(PAGE TEXT)
+++++

There are so many things wrong with this anecdote that I'm really not sure if it is even worth debating. I'm not going to create a laundry list, since to do so would just cover most points of both the articles.

However, it should be obvious to anyone reading this that the comparison isnt fair, at all, since by and large it ignores the middle class. It is more appropriate to compare averages, or income level brackets than the top and bottom extremes.

The 'success' of our society has been that we elevated large sections of the servants, slaves, and peasants to middle class, not that we have been or should be motivated by having less rich people. Moreover, its important to assess how rich people became rich, which also sets us, at least partially, better than rich by hereditary land ownership. Finally, as a society, do we really want to remove the ability to become filthy rich as a motivator?


the 2000 US table includes NY city clerk with an income of 35k (close to the US median) and a multiple of 3. an MD's take was a multiple of 157.

I agree with you that it's misleading because it doesn't include the relative size of these classes. Someone should compute the GINI coefficient for the 1830's france.

If you have a situation where people take home paychecks 154 times larger than the "middle-class" income for bankrupting their companies - this large middle class feels unjustly treated (they are routinely fired for much lesser offenses) and will vote for confiscatory legislation. Remember the behavioral econ results about the irrational behavior in the ultimatum game.


eat the rich


Must be the smell of recession envy in the air.

+++++

(RECORDED INFORMATION)
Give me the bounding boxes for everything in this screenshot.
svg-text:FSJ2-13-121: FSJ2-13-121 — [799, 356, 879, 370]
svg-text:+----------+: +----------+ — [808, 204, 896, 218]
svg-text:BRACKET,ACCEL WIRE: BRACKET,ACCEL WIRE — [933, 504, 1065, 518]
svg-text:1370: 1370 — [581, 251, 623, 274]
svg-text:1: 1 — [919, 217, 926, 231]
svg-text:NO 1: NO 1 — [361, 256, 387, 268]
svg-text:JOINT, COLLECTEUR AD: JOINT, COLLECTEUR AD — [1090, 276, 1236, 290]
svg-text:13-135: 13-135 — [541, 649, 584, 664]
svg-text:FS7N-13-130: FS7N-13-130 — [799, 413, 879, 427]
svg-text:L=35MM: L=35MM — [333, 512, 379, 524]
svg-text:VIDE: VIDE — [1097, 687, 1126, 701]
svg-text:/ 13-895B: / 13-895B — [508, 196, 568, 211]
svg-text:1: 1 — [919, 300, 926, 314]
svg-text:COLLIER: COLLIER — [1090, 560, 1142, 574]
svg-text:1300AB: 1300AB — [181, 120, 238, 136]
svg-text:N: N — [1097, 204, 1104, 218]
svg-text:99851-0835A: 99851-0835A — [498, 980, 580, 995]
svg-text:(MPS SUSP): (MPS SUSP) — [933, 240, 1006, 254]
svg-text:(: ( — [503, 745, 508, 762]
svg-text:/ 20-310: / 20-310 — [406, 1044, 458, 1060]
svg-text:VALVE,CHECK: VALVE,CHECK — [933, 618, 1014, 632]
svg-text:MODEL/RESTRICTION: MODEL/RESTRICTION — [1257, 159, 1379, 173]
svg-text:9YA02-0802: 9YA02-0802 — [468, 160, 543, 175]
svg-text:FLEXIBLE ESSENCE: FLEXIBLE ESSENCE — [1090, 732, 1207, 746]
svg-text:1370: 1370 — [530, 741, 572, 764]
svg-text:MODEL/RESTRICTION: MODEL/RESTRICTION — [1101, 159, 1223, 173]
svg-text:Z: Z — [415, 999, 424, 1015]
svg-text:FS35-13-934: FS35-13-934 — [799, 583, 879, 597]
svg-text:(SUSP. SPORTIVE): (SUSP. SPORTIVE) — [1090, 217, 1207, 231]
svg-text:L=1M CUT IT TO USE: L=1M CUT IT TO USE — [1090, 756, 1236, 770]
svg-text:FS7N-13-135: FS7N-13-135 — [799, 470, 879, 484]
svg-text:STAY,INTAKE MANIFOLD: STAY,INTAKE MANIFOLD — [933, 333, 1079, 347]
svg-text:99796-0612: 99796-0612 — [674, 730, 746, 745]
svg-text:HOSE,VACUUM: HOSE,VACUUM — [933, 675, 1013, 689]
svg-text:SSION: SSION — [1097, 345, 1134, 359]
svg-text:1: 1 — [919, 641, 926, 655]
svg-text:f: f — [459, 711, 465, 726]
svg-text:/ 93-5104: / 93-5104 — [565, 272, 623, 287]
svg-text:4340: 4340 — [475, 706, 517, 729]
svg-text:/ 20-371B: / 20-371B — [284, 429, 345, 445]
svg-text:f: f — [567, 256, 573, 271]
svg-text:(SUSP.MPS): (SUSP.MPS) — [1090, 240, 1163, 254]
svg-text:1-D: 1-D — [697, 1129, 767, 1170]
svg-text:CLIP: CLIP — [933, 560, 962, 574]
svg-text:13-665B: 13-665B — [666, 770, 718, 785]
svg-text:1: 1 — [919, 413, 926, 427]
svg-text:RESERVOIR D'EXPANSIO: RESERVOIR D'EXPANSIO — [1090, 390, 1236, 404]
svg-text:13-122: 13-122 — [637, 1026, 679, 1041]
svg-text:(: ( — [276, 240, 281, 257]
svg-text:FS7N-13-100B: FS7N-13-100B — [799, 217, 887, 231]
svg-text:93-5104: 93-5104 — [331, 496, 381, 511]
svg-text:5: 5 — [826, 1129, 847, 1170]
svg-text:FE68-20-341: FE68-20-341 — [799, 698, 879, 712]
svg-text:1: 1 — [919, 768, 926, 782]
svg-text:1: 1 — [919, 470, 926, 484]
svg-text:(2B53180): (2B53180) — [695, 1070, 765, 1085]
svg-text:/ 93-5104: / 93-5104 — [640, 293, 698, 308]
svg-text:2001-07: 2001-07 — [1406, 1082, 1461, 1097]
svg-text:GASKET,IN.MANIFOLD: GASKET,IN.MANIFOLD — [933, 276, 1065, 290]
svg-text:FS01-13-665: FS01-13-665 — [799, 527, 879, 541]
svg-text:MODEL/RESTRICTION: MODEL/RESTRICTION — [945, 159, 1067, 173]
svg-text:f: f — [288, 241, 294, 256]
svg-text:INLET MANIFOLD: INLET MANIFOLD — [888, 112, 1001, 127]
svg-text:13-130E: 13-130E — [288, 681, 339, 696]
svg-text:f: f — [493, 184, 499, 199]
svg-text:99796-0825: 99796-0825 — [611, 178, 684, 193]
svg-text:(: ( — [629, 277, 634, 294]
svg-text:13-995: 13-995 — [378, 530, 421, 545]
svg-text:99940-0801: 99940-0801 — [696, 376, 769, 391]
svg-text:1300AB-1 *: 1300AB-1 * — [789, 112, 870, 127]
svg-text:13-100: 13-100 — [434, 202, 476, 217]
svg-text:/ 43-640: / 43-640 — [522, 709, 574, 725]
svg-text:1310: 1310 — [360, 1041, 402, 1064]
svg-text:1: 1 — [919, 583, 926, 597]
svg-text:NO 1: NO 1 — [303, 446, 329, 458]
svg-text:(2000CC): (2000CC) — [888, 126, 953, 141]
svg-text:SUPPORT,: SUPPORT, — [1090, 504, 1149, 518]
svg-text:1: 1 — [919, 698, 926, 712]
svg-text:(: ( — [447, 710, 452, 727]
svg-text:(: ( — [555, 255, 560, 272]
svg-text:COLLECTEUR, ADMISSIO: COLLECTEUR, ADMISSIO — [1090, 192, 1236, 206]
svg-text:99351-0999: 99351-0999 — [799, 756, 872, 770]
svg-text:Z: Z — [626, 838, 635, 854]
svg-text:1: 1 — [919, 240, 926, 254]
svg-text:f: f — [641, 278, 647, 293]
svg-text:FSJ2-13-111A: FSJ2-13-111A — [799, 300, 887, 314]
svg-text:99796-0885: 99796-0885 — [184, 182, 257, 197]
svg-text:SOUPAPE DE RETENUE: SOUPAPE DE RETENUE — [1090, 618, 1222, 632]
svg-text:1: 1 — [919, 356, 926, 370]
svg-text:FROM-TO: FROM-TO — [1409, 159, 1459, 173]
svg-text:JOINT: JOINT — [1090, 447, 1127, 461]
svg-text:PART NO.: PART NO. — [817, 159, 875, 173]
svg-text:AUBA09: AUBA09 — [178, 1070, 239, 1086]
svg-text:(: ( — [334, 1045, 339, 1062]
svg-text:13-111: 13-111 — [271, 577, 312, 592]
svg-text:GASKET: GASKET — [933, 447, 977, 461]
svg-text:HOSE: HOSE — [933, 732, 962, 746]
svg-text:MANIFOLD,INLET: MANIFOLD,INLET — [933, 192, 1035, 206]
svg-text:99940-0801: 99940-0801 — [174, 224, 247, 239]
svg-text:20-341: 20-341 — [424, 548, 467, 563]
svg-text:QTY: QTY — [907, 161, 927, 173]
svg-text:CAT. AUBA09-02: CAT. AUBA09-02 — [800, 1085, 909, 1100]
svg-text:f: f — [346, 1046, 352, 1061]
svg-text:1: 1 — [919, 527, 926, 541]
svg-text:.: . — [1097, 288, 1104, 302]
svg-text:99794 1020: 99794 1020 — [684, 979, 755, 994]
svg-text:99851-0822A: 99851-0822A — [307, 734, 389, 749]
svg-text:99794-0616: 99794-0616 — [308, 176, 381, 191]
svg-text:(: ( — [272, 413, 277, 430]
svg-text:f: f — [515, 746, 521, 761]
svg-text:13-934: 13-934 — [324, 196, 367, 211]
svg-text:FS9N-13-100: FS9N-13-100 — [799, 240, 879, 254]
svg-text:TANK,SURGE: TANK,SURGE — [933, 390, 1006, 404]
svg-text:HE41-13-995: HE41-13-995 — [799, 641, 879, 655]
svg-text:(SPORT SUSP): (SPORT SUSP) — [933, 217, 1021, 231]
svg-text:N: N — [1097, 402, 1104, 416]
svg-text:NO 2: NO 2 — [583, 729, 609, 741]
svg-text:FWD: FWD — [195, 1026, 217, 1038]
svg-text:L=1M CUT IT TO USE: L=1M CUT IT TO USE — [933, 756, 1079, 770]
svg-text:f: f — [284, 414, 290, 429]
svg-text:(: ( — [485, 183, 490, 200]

+++++

(PROBLEM 1)
Answer these from the income-comparison comments:
(a) What does the first commenter say it is more appropriate to compare than the top and bottom extremes?
(b) In the 2000 US table, what multiple was an MD's take?
(c) What coefficient does a commenter say someone should compute for 1830's France?
(PROBLEM 2) Please write out everything in the income-comparison comments from "I agree with" down to "in the air.".

(CORRECT ANSWER 1)
(a) Averages, or income level brackets.
(b) A multiple of 157.
(c) The GINI coefficient.

(CORRECT ANSWER 2)
I agree with you that it's misleading because it doesn't include the relative size of these classes. Someone should compute the GINI coefficient for the 1830's france.

If you have a situation where people take home paychecks 154 times larger than the "middle-class" income for bankrupting their companies - this large middle class feels unjustly treated (they are routinely fired for much lesser offenses) and will vote for confiscatory legislation. Remember the behavioral econ results about the irrational behavior in the ultimatum game.


eat the rich


Must be the smell of recession envy in the air.